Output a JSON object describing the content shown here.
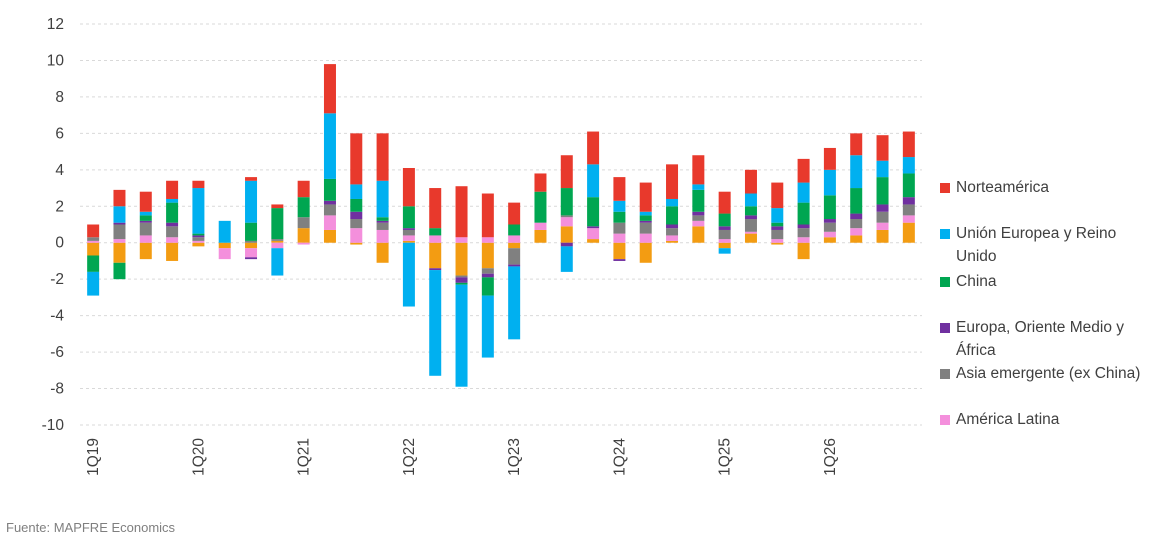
{
  "source": "Fuente: MAPFRE Economics",
  "chart_data": {
    "type": "bar",
    "stacked": true,
    "title": "",
    "xlabel": "",
    "ylabel": "",
    "ylim": [
      -10,
      12
    ],
    "yticks": [
      12,
      10,
      8,
      6,
      4,
      2,
      0,
      -2,
      -4,
      -6,
      -8,
      -10
    ],
    "grid": true,
    "legend_position": "right",
    "categories": [
      "1Q19",
      "2Q19",
      "3Q19",
      "4Q19",
      "1Q20",
      "2Q20",
      "3Q20",
      "4Q20",
      "1Q21",
      "2Q21",
      "3Q21",
      "4Q21",
      "1Q22",
      "2Q22",
      "3Q22",
      "4Q22",
      "1Q23",
      "2Q23",
      "3Q23",
      "4Q23",
      "1Q24",
      "2Q24",
      "3Q24",
      "4Q24",
      "1Q25",
      "2Q25",
      "3Q25",
      "4Q25",
      "1Q26",
      "2Q26",
      "3Q26",
      "4Q26"
    ],
    "x_tick_labels": [
      "1Q19",
      "",
      "",
      "",
      "1Q20",
      "",
      "",
      "",
      "1Q21",
      "",
      "",
      "",
      "1Q22",
      "",
      "",
      "",
      "1Q23",
      "",
      "",
      "",
      "1Q24",
      "",
      "",
      "",
      "1Q25",
      "",
      "",
      "",
      "1Q26",
      "",
      "",
      ""
    ],
    "series": [
      {
        "name": "",
        "color": "#f39c12",
        "values": [
          -0.7,
          -1.1,
          -0.9,
          -1.0,
          -0.2,
          -0.3,
          -0.3,
          0.1,
          0.8,
          0.7,
          -0.1,
          -1.1,
          0.1,
          -1.4,
          -1.8,
          -1.4,
          -0.3,
          0.7,
          0.9,
          0.2,
          -0.9,
          -1.1,
          0.1,
          0.9,
          -0.3,
          0.5,
          -0.1,
          -0.9,
          0.3,
          0.4,
          0.7,
          1.1
        ]
      },
      {
        "name": "América Latina",
        "color": "#f48fdc",
        "values": [
          0.1,
          0.2,
          0.4,
          0.3,
          0.1,
          -0.6,
          -0.5,
          -0.3,
          -0.1,
          0.8,
          0.8,
          0.7,
          0.3,
          0.4,
          0.3,
          0.3,
          0.4,
          0.4,
          0.5,
          0.6,
          0.5,
          0.5,
          0.3,
          0.3,
          0.2,
          0.1,
          0.2,
          0.3,
          0.3,
          0.4,
          0.4,
          0.4
        ]
      },
      {
        "name": "Asia emergente (ex China)",
        "color": "#808080",
        "values": [
          0.2,
          0.8,
          0.7,
          0.6,
          0.2,
          0.0,
          0.1,
          0.1,
          0.6,
          0.6,
          0.5,
          0.4,
          0.3,
          0.0,
          -0.1,
          -0.3,
          -0.9,
          0.0,
          0.1,
          0.0,
          0.6,
          0.6,
          0.4,
          0.3,
          0.5,
          0.7,
          0.5,
          0.5,
          0.5,
          0.5,
          0.6,
          0.6
        ]
      },
      {
        "name": "Europa, Oriente Medio y África",
        "color": "#7030a0",
        "values": [
          0.0,
          0.1,
          0.1,
          0.2,
          0.1,
          0.0,
          -0.1,
          0.0,
          0.0,
          0.2,
          0.4,
          0.1,
          0.1,
          -0.1,
          -0.3,
          -0.2,
          -0.1,
          0.0,
          -0.2,
          0.1,
          -0.1,
          0.1,
          0.2,
          0.2,
          0.2,
          0.2,
          0.2,
          0.2,
          0.2,
          0.3,
          0.4,
          0.4
        ]
      },
      {
        "name": "China",
        "color": "#00a651",
        "values": [
          -0.9,
          -0.9,
          0.3,
          1.1,
          0.1,
          0.0,
          1.0,
          1.7,
          1.1,
          1.2,
          0.7,
          0.2,
          1.2,
          0.4,
          -0.1,
          -1.0,
          0.6,
          1.7,
          1.5,
          1.6,
          0.6,
          0.3,
          1.0,
          1.2,
          0.7,
          0.5,
          0.2,
          1.2,
          1.3,
          1.4,
          1.5,
          1.3
        ]
      },
      {
        "name": "Unión Europea y Reino Unido",
        "color": "#00b0f0",
        "values": [
          -1.3,
          0.9,
          0.2,
          0.2,
          2.5,
          1.2,
          2.3,
          -1.5,
          0.0,
          3.6,
          0.8,
          2.0,
          -3.5,
          -5.8,
          -5.6,
          -3.4,
          -4.0,
          -0.0,
          -1.4,
          1.8,
          0.6,
          0.2,
          0.4,
          0.3,
          -0.3,
          0.7,
          0.8,
          1.1,
          1.4,
          1.8,
          0.9,
          0.9
        ]
      },
      {
        "name": "Norteamérica",
        "color": "#e8392c",
        "values": [
          0.7,
          0.9,
          1.1,
          1.0,
          0.4,
          0.0,
          0.2,
          0.2,
          0.9,
          2.7,
          2.8,
          2.6,
          2.1,
          2.2,
          2.8,
          2.4,
          1.2,
          1.0,
          1.8,
          1.8,
          1.3,
          1.6,
          1.9,
          1.6,
          1.2,
          1.3,
          1.4,
          1.3,
          1.2,
          1.2,
          1.4,
          1.4
        ]
      }
    ]
  },
  "legend_order": [
    6,
    5,
    4,
    3,
    2,
    1
  ]
}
#####
[TASK PROMPT] Retype each entry precisely. Skip images entirely.

[CORRECT RESPONSE]
Output a JSON object describing the content shown here.
{
  "source": "Fuente: MAPFRE Economics",
  "chart_data": {
    "type": "bar",
    "stacked": true,
    "title": "",
    "xlabel": "",
    "ylabel": "",
    "ylim": [
      -10,
      12
    ],
    "yticks": [
      12,
      10,
      8,
      6,
      4,
      2,
      0,
      -2,
      -4,
      -6,
      -8,
      -10
    ],
    "grid": true,
    "legend_position": "right",
    "categories": [
      "1Q19",
      "2Q19",
      "3Q19",
      "4Q19",
      "1Q20",
      "2Q20",
      "3Q20",
      "4Q20",
      "1Q21",
      "2Q21",
      "3Q21",
      "4Q21",
      "1Q22",
      "2Q22",
      "3Q22",
      "4Q22",
      "1Q23",
      "2Q23",
      "3Q23",
      "4Q23",
      "1Q24",
      "2Q24",
      "3Q24",
      "4Q24",
      "1Q25",
      "2Q25",
      "3Q25",
      "4Q25",
      "1Q26",
      "2Q26",
      "3Q26",
      "4Q26"
    ],
    "x_tick_labels": [
      "1Q19",
      "",
      "",
      "",
      "1Q20",
      "",
      "",
      "",
      "1Q21",
      "",
      "",
      "",
      "1Q22",
      "",
      "",
      "",
      "1Q23",
      "",
      "",
      "",
      "1Q24",
      "",
      "",
      "",
      "1Q25",
      "",
      "",
      "",
      "1Q26",
      "",
      "",
      ""
    ],
    "series": [
      {
        "name": "",
        "color": "#f39c12",
        "values": [
          -0.7,
          -1.1,
          -0.9,
          -1.0,
          -0.2,
          -0.3,
          -0.3,
          0.1,
          0.8,
          0.7,
          -0.1,
          -1.1,
          0.1,
          -1.4,
          -1.8,
          -1.4,
          -0.3,
          0.7,
          0.9,
          0.2,
          -0.9,
          -1.1,
          0.1,
          0.9,
          -0.3,
          0.5,
          -0.1,
          -0.9,
          0.3,
          0.4,
          0.7,
          1.1
        ]
      },
      {
        "name": "América Latina",
        "color": "#f48fdc",
        "values": [
          0.1,
          0.2,
          0.4,
          0.3,
          0.1,
          -0.6,
          -0.5,
          -0.3,
          -0.1,
          0.8,
          0.8,
          0.7,
          0.3,
          0.4,
          0.3,
          0.3,
          0.4,
          0.4,
          0.5,
          0.6,
          0.5,
          0.5,
          0.3,
          0.3,
          0.2,
          0.1,
          0.2,
          0.3,
          0.3,
          0.4,
          0.4,
          0.4
        ]
      },
      {
        "name": "Asia emergente (ex China)",
        "color": "#808080",
        "values": [
          0.2,
          0.8,
          0.7,
          0.6,
          0.2,
          0.0,
          0.1,
          0.1,
          0.6,
          0.6,
          0.5,
          0.4,
          0.3,
          0.0,
          -0.1,
          -0.3,
          -0.9,
          0.0,
          0.1,
          0.0,
          0.6,
          0.6,
          0.4,
          0.3,
          0.5,
          0.7,
          0.5,
          0.5,
          0.5,
          0.5,
          0.6,
          0.6
        ]
      },
      {
        "name": "Europa, Oriente Medio y África",
        "color": "#7030a0",
        "values": [
          0.0,
          0.1,
          0.1,
          0.2,
          0.1,
          0.0,
          -0.1,
          0.0,
          0.0,
          0.2,
          0.4,
          0.1,
          0.1,
          -0.1,
          -0.3,
          -0.2,
          -0.1,
          0.0,
          -0.2,
          0.1,
          -0.1,
          0.1,
          0.2,
          0.2,
          0.2,
          0.2,
          0.2,
          0.2,
          0.2,
          0.3,
          0.4,
          0.4
        ]
      },
      {
        "name": "China",
        "color": "#00a651",
        "values": [
          -0.9,
          -0.9,
          0.3,
          1.1,
          0.1,
          0.0,
          1.0,
          1.7,
          1.1,
          1.2,
          0.7,
          0.2,
          1.2,
          0.4,
          -0.1,
          -1.0,
          0.6,
          1.7,
          1.5,
          1.6,
          0.6,
          0.3,
          1.0,
          1.2,
          0.7,
          0.5,
          0.2,
          1.2,
          1.3,
          1.4,
          1.5,
          1.3
        ]
      },
      {
        "name": "Unión Europea y Reino Unido",
        "color": "#00b0f0",
        "values": [
          -1.3,
          0.9,
          0.2,
          0.2,
          2.5,
          1.2,
          2.3,
          -1.5,
          0.0,
          3.6,
          0.8,
          2.0,
          -3.5,
          -5.8,
          -5.6,
          -3.4,
          -4.0,
          -0.0,
          -1.4,
          1.8,
          0.6,
          0.2,
          0.4,
          0.3,
          -0.3,
          0.7,
          0.8,
          1.1,
          1.4,
          1.8,
          0.9,
          0.9
        ]
      },
      {
        "name": "Norteamérica",
        "color": "#e8392c",
        "values": [
          0.7,
          0.9,
          1.1,
          1.0,
          0.4,
          0.0,
          0.2,
          0.2,
          0.9,
          2.7,
          2.8,
          2.6,
          2.1,
          2.2,
          2.8,
          2.4,
          1.2,
          1.0,
          1.8,
          1.8,
          1.3,
          1.6,
          1.9,
          1.6,
          1.2,
          1.3,
          1.4,
          1.3,
          1.2,
          1.2,
          1.4,
          1.4
        ]
      }
    ]
  },
  "legend_order": [
    6,
    5,
    4,
    3,
    2,
    1
  ]
}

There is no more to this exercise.